> [AUFGABE]:
Gib aus dem Bericht über das Benefizkonzert den Wortlaut von „Benefizkonzert : Chor“ bis einschließlich „besonderen Konzert eingeladen.“ unverändert aus.

> [TEXTAUSZUG]:
1. Region
  2. Sieg & Rhein
  3. Hennef

Benefizkonzert: Chor Querbeet sang für Verein "Häuser für Waisenkinder"

Benefizkonzert : Chor Querbeet sang für Verein "Häuser für Waisenkinder"

Bunt gemusterte Stoffe und Teppiche, afrikanische Gewänder, Gemälde und Schmuck lagen am Samstagabend im Vorraum der Meys Fabrik zum Kauf bereit. All diese farbenfrohen Dinge sollten die Besucher auf den Rest des Abends einstimmen. Der Chor Querbeet aus Hennef hatte zu einem besonderen Konzert eingeladen.

Gemeinsam mit den beiden Gastsolisten Albert N'Sanda und Jimas Sanwidi bot der Chor den Zuschauern einen musikalischen und sehr lebendigen Mix aus Chorgesang, Soul sowie Percussion und sammelten dabei auch noch Spenden für den Verein "Häuser für Waisenkinder".

> [DATENAUSZUG]:
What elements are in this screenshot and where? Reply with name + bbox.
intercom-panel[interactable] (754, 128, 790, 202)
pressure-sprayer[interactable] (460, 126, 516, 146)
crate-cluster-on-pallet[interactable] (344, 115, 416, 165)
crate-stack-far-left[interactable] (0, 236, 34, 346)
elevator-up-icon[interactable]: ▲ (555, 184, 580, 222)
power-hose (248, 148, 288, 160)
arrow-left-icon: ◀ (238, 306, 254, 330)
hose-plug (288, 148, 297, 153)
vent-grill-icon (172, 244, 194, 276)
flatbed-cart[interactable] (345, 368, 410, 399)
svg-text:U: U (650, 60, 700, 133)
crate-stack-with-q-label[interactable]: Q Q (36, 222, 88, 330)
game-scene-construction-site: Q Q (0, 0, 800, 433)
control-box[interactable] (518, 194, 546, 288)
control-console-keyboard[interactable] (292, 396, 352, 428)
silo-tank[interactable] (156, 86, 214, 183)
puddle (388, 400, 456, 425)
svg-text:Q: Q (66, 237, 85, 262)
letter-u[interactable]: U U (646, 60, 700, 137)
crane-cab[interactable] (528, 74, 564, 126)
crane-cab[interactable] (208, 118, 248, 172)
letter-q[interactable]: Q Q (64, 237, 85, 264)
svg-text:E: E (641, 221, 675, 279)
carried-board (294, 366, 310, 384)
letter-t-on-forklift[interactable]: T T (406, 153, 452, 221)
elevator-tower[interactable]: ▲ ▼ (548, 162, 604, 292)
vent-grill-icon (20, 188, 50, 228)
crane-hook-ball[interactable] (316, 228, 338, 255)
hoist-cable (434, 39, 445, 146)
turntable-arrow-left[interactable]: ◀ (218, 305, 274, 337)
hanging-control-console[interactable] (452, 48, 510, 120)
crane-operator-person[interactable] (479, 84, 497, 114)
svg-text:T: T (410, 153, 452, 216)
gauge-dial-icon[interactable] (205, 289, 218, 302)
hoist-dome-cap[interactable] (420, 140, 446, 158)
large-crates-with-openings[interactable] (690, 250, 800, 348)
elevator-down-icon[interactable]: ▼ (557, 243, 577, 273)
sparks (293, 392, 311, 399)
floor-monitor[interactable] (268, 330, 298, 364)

> [ERWARTETE ANTWORT]:
Benefizkonzert : Chor Querbeet sang für Verein "Häuser für Waisenkinder"

Bunt gemusterte Stoffe und Teppiche, afrikanische Gewänder, Gemälde und Schmuck lagen am Samstagabend im Vorraum der Meys Fabrik zum Kauf bereit. All diese farbenfrohen Dinge sollten die Besucher auf den Rest des Abends einstimmen. Der Chor Querbeet aus Hennef hatte zu einem besonderen Konzert eingeladen.